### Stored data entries
+ + +

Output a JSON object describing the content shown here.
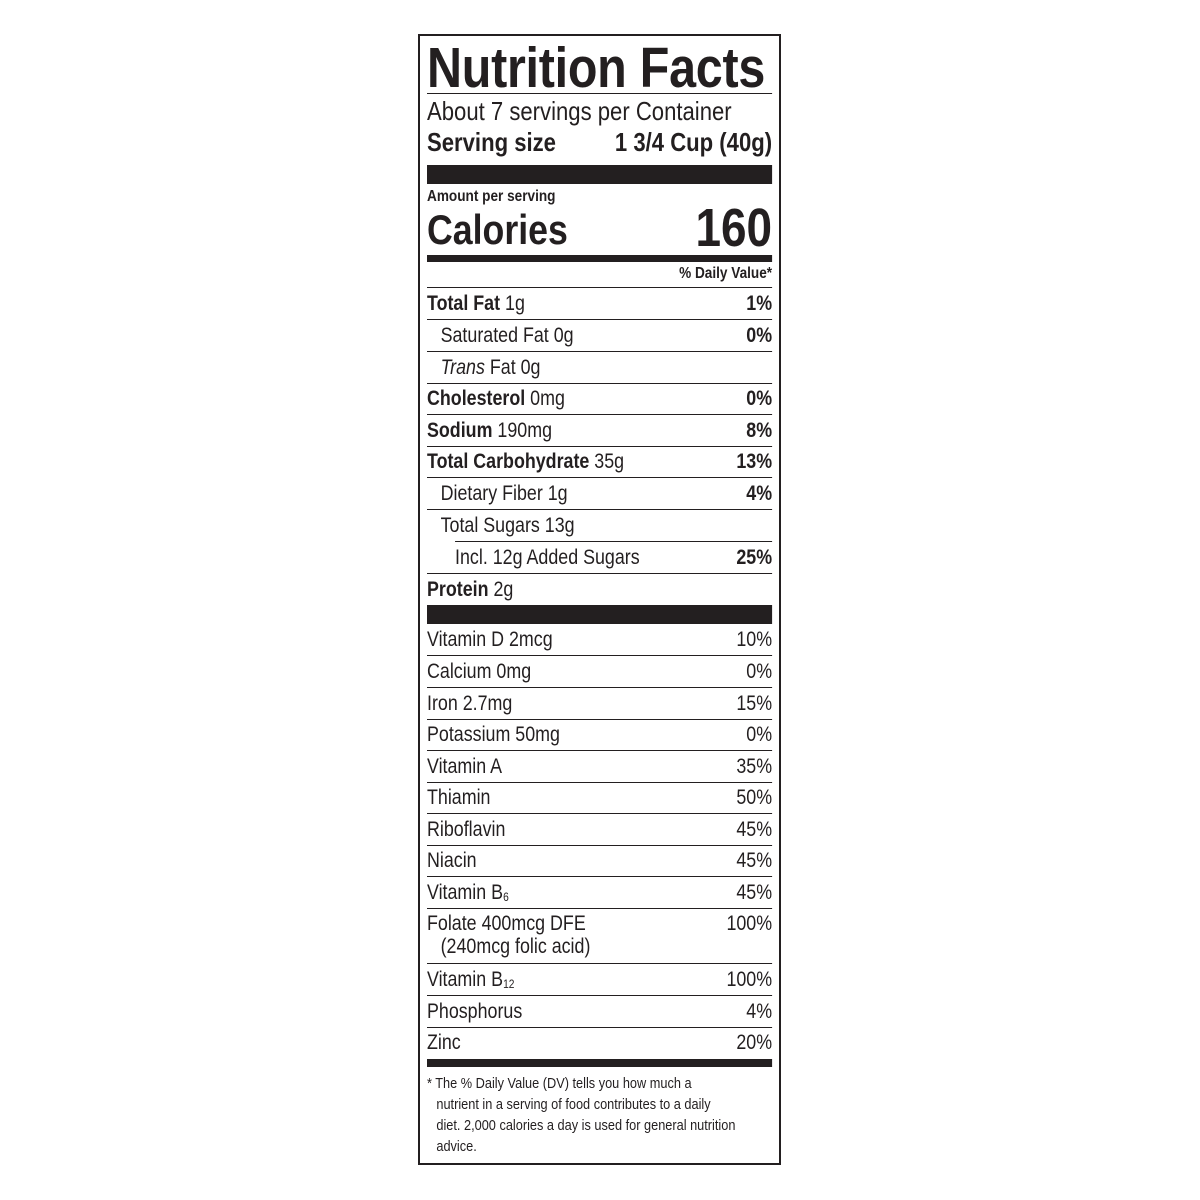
{
  "title": "Nutrition Facts",
  "servings_per_container": "About 7 servings per Container",
  "serving_size": {
    "label": "Serving size",
    "value": "1 3/4 Cup (40g)"
  },
  "amount_per_serving": "Amount per serving",
  "calories": {
    "label": "Calories",
    "value": "160"
  },
  "daily_value_header": "% Daily Value*",
  "nutrients": [
    {
      "name": "Total Fat",
      "amount": "1g",
      "dv": "1%"
    },
    {
      "name": "Saturated Fat",
      "amount": "0g",
      "dv": "0%"
    },
    {
      "name": "Trans",
      "name_suffix": "Fat",
      "amount": "0g",
      "dv": ""
    },
    {
      "name": "Cholesterol",
      "amount": "0mg",
      "dv": "0%"
    },
    {
      "name": "Sodium",
      "amount": "190mg",
      "dv": "8%"
    },
    {
      "name": "Total Carbohydrate",
      "amount": "35g",
      "dv": "13%"
    },
    {
      "name": "Dietary Fiber",
      "amount": "1g",
      "dv": "4%"
    },
    {
      "name": "Total Sugars",
      "amount": "13g",
      "dv": ""
    },
    {
      "name": "Incl. 12g Added Sugars",
      "amount": "",
      "dv": "25%"
    },
    {
      "name": "Protein",
      "amount": "2g",
      "dv": ""
    }
  ],
  "vitamins": [
    {
      "name": "Vitamin D 2mcg",
      "dv": "10%"
    },
    {
      "name": "Calcium 0mg",
      "dv": "0%"
    },
    {
      "name": "Iron 2.7mg",
      "dv": "15%"
    },
    {
      "name": "Potassium 50mg",
      "dv": "0%"
    },
    {
      "name": "Vitamin A",
      "dv": "35%"
    },
    {
      "name": "Thiamin",
      "dv": "50%"
    },
    {
      "name": "Riboflavin",
      "dv": "45%"
    },
    {
      "name": "Niacin",
      "dv": "45%"
    },
    {
      "name": "Vitamin B",
      "sub": "6",
      "dv": "45%"
    },
    {
      "name": "Folate 400mcg DFE",
      "note": "(240mcg folic acid)",
      "dv": "100%"
    },
    {
      "name": "Vitamin B",
      "sub": "12",
      "dv": "100%"
    },
    {
      "name": "Phosphorus",
      "dv": "4%"
    },
    {
      "name": "Zinc",
      "dv": "20%"
    }
  ],
  "footnote": [
    "* The % Daily Value (DV) tells you how much a",
    "nutrient in a serving of food contributes to a daily",
    "diet. 2,000 calories a day is used for general nutrition",
    "advice."
  ]
}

+ + +

### TASK PROMPT
Only a number is expected here: how many lines of the records above contain "Sugars".

### WRITTEN SOLUTION
2